### Dataset content

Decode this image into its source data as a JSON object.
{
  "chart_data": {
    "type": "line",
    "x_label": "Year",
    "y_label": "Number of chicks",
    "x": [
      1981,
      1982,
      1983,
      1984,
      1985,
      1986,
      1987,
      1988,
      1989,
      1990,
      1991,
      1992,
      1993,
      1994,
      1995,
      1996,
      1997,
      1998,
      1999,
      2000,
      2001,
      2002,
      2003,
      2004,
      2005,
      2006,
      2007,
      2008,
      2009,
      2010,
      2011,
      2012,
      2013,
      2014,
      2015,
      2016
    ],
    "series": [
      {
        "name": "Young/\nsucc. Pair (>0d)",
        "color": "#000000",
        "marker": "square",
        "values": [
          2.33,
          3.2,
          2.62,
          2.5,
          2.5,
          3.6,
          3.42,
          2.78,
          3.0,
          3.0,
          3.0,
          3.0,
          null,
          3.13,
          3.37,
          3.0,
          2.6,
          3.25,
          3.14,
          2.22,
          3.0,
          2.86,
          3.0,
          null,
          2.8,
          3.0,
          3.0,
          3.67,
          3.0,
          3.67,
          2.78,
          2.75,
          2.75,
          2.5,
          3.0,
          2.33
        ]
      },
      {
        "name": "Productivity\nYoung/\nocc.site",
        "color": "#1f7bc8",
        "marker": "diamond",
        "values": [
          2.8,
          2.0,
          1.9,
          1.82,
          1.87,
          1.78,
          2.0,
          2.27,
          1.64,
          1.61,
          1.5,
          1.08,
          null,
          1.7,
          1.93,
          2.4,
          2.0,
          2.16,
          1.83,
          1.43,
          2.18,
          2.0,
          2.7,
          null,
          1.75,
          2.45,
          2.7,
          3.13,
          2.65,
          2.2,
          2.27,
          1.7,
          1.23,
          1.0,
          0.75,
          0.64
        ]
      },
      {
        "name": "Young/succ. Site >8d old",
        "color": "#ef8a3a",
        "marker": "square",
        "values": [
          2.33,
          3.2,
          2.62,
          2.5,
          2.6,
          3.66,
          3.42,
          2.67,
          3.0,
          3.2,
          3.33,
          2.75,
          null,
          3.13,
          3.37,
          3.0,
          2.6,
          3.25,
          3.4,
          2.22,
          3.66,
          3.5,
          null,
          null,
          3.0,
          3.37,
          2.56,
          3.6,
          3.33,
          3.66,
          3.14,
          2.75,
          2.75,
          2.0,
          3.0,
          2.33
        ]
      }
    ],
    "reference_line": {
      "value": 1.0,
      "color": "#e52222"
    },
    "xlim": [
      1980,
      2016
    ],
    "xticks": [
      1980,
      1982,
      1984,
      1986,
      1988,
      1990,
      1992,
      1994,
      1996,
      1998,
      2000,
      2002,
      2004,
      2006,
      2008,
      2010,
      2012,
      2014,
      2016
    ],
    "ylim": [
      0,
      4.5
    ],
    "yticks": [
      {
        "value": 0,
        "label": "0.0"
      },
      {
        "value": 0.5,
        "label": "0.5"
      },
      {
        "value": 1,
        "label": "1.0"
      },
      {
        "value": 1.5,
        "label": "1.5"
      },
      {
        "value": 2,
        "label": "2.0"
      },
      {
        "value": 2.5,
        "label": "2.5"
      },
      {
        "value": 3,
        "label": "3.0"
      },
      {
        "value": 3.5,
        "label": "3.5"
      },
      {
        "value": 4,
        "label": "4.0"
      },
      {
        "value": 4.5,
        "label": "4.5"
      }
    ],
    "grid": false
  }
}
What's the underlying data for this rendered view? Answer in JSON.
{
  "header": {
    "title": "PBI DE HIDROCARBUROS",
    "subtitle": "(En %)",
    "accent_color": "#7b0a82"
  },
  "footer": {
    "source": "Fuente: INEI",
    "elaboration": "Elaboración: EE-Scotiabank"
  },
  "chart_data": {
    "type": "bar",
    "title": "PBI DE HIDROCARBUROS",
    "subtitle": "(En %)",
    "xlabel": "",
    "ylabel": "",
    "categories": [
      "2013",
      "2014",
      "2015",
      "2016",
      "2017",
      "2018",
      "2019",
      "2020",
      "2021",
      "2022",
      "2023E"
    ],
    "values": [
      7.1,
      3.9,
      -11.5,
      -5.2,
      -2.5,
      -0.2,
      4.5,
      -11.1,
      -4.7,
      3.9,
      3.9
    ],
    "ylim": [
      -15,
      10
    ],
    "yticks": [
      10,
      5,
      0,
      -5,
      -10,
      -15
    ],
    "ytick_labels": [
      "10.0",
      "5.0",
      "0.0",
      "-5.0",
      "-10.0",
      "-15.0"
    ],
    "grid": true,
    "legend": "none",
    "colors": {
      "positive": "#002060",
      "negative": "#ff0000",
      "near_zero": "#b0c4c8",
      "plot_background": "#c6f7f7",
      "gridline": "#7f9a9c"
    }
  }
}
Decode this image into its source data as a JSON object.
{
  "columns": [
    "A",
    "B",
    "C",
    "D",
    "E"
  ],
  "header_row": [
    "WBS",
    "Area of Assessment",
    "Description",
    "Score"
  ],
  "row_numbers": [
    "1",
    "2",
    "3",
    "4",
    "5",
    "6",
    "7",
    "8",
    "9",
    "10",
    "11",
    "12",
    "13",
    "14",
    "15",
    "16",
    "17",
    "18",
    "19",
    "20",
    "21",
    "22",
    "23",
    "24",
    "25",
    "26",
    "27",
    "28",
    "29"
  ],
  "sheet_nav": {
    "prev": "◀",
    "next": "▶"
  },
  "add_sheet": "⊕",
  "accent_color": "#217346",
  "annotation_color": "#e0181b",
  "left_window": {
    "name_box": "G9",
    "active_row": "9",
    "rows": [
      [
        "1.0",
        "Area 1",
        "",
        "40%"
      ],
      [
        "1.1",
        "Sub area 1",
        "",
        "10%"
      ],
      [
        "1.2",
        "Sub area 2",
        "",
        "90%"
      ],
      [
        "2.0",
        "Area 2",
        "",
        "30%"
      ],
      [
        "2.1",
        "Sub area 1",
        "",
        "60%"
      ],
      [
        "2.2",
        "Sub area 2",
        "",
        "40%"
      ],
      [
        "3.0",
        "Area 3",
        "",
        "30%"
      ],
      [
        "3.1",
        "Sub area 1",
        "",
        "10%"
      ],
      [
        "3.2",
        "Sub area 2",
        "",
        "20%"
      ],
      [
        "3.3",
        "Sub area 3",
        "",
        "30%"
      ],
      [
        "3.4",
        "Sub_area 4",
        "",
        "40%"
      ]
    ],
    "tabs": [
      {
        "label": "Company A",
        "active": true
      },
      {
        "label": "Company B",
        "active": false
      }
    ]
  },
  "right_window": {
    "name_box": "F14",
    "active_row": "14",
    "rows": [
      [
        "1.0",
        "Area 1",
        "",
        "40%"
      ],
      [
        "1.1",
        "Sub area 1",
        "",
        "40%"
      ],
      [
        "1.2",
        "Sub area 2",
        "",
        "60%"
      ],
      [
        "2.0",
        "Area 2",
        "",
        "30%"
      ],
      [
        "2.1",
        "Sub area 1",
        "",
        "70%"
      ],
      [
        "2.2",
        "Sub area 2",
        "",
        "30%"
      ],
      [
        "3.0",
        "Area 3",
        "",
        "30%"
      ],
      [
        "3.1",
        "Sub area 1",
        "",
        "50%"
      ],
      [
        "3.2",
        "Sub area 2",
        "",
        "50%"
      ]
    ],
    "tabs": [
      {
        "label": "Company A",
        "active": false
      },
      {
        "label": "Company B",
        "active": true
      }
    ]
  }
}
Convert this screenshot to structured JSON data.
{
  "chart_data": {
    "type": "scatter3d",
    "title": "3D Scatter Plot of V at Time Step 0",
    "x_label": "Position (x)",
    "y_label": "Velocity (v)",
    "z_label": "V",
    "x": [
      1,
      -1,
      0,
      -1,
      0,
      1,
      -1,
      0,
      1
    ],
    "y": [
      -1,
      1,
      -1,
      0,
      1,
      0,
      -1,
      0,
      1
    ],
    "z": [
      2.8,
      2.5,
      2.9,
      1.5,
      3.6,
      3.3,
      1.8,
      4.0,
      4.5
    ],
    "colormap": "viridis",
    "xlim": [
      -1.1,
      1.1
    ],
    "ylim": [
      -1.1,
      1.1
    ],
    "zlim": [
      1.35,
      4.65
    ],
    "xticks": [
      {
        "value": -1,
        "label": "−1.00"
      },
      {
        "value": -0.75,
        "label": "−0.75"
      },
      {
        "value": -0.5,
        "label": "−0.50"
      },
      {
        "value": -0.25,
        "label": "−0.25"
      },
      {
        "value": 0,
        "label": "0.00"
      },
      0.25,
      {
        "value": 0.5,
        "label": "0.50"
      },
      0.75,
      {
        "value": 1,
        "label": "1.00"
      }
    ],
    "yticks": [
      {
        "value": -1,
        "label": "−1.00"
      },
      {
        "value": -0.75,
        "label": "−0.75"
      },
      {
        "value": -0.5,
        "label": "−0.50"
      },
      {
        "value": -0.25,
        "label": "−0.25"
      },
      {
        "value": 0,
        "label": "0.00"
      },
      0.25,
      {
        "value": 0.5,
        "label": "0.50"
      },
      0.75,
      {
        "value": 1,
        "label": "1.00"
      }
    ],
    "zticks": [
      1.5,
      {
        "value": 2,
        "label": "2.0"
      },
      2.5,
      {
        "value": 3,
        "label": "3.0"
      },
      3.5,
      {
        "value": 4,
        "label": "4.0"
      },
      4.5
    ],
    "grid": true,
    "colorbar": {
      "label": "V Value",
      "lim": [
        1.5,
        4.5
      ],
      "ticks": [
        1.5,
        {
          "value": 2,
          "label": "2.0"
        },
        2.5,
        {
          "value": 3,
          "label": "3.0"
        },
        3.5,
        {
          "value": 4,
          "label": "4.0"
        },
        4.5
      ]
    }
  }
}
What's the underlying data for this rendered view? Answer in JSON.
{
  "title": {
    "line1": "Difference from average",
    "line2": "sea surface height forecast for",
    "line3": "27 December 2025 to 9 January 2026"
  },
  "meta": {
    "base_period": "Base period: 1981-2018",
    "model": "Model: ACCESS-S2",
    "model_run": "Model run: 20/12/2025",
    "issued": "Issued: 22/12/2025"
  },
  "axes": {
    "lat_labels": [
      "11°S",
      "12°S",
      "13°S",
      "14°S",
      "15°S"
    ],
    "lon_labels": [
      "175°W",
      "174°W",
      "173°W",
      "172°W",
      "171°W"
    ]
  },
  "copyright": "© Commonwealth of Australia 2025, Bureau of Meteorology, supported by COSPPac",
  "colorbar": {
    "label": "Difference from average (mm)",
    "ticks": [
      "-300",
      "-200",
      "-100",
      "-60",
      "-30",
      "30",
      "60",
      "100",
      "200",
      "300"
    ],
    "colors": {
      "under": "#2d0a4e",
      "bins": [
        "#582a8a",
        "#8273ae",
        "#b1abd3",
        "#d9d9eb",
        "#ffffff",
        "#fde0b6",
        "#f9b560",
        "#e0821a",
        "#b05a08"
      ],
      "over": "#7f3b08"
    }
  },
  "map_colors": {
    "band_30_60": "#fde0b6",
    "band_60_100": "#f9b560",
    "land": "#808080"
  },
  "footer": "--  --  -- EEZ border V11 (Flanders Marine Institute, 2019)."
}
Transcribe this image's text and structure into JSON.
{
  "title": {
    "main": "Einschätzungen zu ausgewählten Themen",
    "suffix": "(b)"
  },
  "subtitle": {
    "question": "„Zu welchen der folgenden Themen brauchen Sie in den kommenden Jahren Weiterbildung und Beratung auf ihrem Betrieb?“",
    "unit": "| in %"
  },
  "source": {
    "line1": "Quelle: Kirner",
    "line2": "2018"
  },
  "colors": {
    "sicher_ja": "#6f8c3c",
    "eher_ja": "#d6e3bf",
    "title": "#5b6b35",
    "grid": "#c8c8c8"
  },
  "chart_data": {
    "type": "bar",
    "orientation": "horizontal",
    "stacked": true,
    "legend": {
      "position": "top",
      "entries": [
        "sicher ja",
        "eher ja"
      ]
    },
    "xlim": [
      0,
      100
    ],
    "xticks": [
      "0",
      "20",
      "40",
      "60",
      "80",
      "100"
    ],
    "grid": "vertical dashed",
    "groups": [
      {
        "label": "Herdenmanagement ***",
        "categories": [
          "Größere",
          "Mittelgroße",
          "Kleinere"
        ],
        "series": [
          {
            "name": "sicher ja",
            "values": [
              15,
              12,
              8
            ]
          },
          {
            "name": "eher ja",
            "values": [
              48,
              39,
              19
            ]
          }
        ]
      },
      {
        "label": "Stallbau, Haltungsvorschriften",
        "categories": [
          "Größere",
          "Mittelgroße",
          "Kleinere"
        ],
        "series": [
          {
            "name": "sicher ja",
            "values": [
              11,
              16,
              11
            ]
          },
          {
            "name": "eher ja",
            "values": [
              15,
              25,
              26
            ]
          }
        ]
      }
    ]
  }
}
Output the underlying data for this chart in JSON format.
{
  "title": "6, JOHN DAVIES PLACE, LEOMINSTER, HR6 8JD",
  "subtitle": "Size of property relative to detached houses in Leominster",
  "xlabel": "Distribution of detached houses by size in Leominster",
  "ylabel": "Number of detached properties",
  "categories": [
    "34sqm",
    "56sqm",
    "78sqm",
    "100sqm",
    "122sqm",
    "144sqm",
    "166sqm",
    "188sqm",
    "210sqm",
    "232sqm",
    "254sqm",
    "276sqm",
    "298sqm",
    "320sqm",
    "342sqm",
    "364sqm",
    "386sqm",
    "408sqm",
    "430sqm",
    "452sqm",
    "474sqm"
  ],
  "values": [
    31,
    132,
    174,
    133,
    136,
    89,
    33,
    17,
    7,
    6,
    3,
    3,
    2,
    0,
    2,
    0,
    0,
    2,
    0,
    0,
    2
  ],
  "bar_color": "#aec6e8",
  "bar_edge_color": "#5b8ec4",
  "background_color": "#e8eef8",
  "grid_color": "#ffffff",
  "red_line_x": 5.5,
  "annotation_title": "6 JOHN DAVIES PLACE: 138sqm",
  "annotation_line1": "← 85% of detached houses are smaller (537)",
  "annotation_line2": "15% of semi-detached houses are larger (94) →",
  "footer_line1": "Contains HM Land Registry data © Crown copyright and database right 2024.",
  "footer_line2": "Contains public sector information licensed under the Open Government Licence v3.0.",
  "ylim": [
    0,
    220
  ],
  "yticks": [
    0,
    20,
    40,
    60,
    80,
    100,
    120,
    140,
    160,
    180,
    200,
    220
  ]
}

### Your instructions
Check each line of the records for "JOHN" and copy the ones that contain it.

### Written solution
  "title": "6, JOHN DAVIES PLACE, LEOMINSTER, HR6 8JD",
  "annotation_title": "6 JOHN DAVIES PLACE: 138sqm",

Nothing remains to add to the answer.